BEGIN SUPPLIED MATERIAL

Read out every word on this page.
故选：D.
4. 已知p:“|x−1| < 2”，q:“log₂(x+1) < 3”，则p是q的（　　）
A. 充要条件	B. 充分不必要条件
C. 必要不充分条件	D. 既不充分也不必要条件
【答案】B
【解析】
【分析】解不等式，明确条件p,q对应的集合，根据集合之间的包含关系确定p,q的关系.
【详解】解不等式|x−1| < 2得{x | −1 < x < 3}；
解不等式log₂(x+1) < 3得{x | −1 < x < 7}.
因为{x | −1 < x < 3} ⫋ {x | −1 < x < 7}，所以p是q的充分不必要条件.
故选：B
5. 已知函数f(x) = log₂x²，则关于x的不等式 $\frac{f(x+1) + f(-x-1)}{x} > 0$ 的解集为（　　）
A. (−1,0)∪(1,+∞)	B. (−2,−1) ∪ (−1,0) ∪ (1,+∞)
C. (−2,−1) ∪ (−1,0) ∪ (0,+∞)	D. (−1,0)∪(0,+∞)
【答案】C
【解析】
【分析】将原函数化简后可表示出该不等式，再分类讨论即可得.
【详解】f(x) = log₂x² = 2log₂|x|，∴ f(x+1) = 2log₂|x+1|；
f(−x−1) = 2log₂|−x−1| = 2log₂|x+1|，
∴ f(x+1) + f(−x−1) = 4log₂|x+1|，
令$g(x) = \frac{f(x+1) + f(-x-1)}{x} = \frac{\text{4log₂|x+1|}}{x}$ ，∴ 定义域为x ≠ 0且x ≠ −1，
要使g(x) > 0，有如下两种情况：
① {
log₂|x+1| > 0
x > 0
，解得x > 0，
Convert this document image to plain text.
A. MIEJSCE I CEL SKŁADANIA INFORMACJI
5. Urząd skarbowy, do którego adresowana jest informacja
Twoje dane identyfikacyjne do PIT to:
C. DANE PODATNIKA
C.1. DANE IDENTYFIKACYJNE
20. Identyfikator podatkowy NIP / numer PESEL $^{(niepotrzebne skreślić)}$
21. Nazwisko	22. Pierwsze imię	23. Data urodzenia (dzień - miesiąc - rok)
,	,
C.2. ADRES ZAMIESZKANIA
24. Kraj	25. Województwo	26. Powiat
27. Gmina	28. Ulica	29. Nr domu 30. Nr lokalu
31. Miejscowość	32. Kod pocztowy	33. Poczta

END SUPPLIED MATERIAL
BEGIN SUPPLIED MATERIAL

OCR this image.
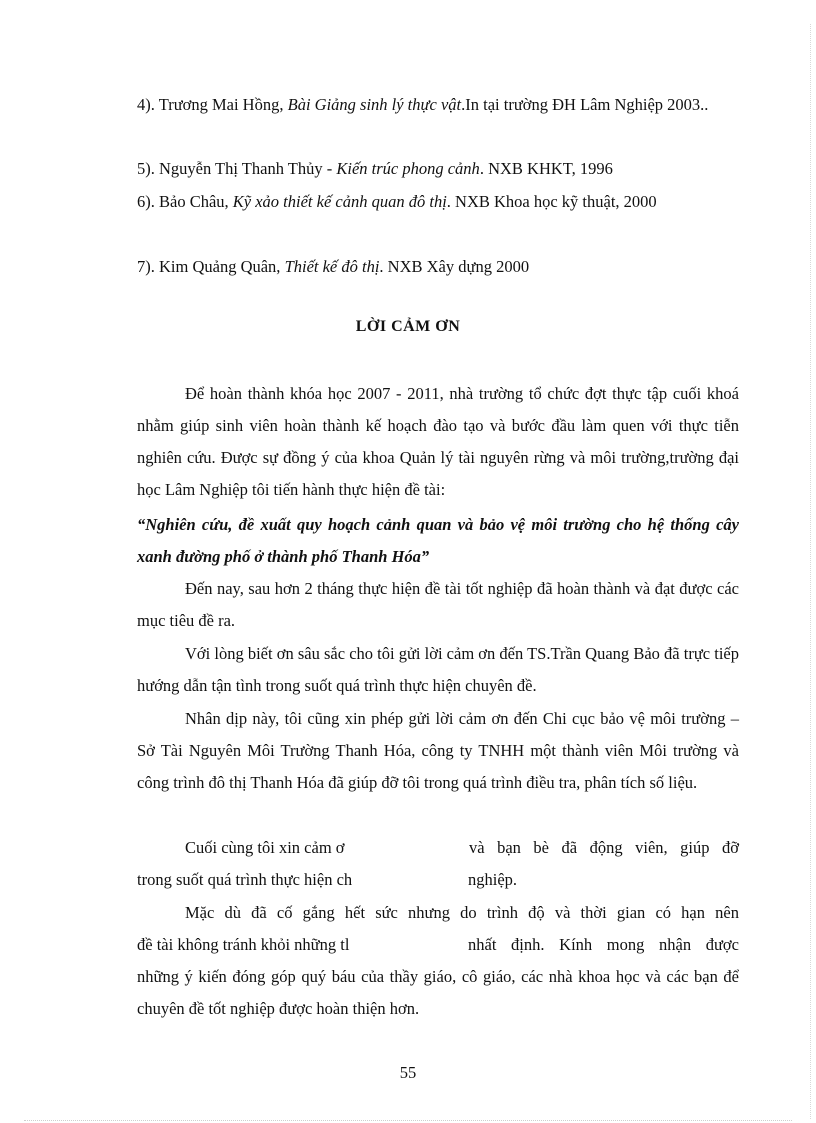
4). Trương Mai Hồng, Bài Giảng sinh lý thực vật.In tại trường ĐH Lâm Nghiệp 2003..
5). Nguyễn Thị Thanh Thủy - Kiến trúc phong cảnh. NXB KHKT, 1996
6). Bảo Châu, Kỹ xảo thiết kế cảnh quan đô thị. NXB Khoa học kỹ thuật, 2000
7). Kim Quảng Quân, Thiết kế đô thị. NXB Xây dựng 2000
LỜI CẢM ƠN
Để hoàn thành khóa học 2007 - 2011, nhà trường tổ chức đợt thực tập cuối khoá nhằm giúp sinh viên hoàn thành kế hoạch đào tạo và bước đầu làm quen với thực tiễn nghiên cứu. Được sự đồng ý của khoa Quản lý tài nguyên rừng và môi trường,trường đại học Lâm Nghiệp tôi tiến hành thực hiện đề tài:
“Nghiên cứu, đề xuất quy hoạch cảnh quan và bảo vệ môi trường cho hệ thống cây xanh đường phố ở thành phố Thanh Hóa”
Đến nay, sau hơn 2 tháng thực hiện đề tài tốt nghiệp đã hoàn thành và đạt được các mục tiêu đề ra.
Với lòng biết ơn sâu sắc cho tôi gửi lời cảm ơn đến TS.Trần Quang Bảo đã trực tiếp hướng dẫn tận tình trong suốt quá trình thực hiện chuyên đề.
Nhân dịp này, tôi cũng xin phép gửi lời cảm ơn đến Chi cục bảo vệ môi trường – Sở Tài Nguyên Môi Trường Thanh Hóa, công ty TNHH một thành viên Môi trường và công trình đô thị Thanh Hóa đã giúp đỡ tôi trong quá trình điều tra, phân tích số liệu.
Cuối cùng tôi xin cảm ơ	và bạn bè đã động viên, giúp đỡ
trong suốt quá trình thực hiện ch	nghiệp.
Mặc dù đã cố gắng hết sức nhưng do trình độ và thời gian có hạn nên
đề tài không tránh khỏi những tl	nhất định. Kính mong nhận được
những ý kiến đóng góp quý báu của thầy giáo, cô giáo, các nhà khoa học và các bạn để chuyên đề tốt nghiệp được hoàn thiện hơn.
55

END SUPPLIED MATERIAL

AIM OF THE TASK → Return all lines containing the word "suốt".

EXERCISE RESULT →
Với lòng biết ơn sâu sắc cho tôi gửi lời cảm ơn đến TS.Trần Quang Bảo đã trực tiếp hướng dẫn tận tình trong suốt quá trình thực hiện chuyên đề.
trong suốt quá trình thực hiện ch	nghiệp.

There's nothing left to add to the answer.